((

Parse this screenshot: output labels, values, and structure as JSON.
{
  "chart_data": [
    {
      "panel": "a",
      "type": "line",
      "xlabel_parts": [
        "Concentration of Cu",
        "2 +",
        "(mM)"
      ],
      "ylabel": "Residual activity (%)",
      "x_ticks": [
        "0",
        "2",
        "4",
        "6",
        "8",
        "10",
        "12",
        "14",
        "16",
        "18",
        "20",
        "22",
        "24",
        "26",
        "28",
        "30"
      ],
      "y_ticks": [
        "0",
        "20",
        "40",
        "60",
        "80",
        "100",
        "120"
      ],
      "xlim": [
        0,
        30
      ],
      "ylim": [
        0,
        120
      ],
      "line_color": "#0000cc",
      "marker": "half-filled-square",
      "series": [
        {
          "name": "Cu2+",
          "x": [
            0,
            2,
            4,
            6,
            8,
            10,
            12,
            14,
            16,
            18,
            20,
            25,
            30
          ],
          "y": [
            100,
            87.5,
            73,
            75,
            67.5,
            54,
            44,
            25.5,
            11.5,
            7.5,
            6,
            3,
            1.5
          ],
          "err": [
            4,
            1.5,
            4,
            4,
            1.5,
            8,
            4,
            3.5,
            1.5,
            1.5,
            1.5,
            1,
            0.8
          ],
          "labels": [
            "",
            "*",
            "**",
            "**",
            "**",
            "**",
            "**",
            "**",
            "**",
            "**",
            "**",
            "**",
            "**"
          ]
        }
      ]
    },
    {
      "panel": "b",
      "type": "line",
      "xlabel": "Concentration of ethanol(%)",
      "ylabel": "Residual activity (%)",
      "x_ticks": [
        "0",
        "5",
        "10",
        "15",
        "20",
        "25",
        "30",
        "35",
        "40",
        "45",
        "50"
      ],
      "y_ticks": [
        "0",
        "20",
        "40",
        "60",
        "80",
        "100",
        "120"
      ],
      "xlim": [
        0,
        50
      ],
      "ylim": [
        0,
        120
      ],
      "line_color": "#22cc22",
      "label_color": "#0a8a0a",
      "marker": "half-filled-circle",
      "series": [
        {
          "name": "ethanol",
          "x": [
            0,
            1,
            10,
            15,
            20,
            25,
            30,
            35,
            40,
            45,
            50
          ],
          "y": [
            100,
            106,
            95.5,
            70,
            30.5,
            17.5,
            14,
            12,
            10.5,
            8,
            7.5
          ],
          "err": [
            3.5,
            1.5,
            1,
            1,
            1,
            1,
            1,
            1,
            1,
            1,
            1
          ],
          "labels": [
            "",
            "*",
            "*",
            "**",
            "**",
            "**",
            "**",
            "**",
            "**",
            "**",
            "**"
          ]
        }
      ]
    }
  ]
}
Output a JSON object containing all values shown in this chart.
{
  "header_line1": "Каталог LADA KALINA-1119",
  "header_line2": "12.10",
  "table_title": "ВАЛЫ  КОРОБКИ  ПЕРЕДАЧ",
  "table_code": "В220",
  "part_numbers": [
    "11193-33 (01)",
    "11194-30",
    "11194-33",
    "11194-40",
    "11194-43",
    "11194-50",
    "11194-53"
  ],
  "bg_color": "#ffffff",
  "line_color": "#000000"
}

))

Go through the material above line by line and copy it exactly.

Parse this screenshot: output labels, values, and structure as JSON.
{
  "chart_data": [
    {
      "panel": "a",
      "type": "line",
      "xlabel_parts": [
        "Concentration of Cu",
        "2 +",
        "(mM)"
      ],
      "ylabel": "Residual activity (%)",
      "x_ticks": [
        "0",
        "2",
        "4",
        "6",
        "8",
        "10",
        "12",
        "14",
        "16",
        "18",
        "20",
        "22",
        "24",
        "26",
        "28",
        "30"
      ],
      "y_ticks": [
        "0",
        "20",
        "40",
        "60",
        "80",
        "100",
        "120"
      ],
      "xlim": [
        0,
        30
      ],
      "ylim": [
        0,
        120
      ],
      "line_color": "#0000cc",
      "marker": "half-filled-square",
      "series": [
        {
          "name": "Cu2+",
          "x": [
            0,
            2,
            4,
            6,
            8,
            10,
            12,
            14,
            16,
            18,
            20,
            25,
            30
          ],
          "y": [
            100,
            87.5,
            73,
            75,
            67.5,
            54,
            44,
            25.5,
            11.5,
            7.5,
            6,
            3,
            1.5
          ],
          "err": [
            4,
            1.5,
            4,
            4,
            1.5,
            8,
            4,
            3.5,
            1.5,
            1.5,
            1.5,
            1,
            0.8
          ],
          "labels": [
            "",
            "*",
            "**",
            "**",
            "**",
            "**",
            "**",
            "**",
            "**",
            "**",
            "**",
            "**",
            "**"
          ]
        }
      ]
    },
    {
      "panel": "b",
      "type": "line",
      "xlabel": "Concentration of ethanol(%)",
      "ylabel": "Residual activity (%)",
      "x_ticks": [
        "0",
        "5",
        "10",
        "15",
        "20",
        "25",
        "30",
        "35",
        "40",
        "45",
        "50"
      ],
      "y_ticks": [
        "0",
        "20",
        "40",
        "60",
        "80",
        "100",
        "120"
      ],
      "xlim": [
        0,
        50
      ],
      "ylim": [
        0,
        120
      ],
      "line_color": "#22cc22",
      "label_color": "#0a8a0a",
      "marker": "half-filled-circle",
      "series": [
        {
          "name": "ethanol",
          "x": [
            0,
            1,
            10,
            15,
            20,
            25,
            30,
            35,
            40,
            45,
            50
          ],
          "y": [
            100,
            106,
            95.5,
            70,
            30.5,
            17.5,
            14,
            12,
            10.5,
            8,
            7.5
          ],
          "err": [
            3.5,
            1.5,
            1,
            1,
            1,
            1,
            1,
            1,
            1,
            1,
            1
          ],
          "labels": [
            "",
            "*",
            "*",
            "**",
            "**",
            "**",
            "**",
            "**",
            "**",
            "**",
            "**"
          ]
        }
      ]
    }
  ]
}
Output a JSON object containing all values shown in this chart.
{
  "header_line1": "Каталог LADA KALINA-1119",
  "header_line2": "12.10",
  "table_title": "ВАЛЫ  КОРОБКИ  ПЕРЕДАЧ",
  "table_code": "В220",
  "part_numbers": [
    "11193-33 (01)",
    "11194-30",
    "11194-33",
    "11194-40",
    "11194-43",
    "11194-50",
    "11194-53"
  ],
  "bg_color": "#ffffff",
  "line_color": "#000000"
}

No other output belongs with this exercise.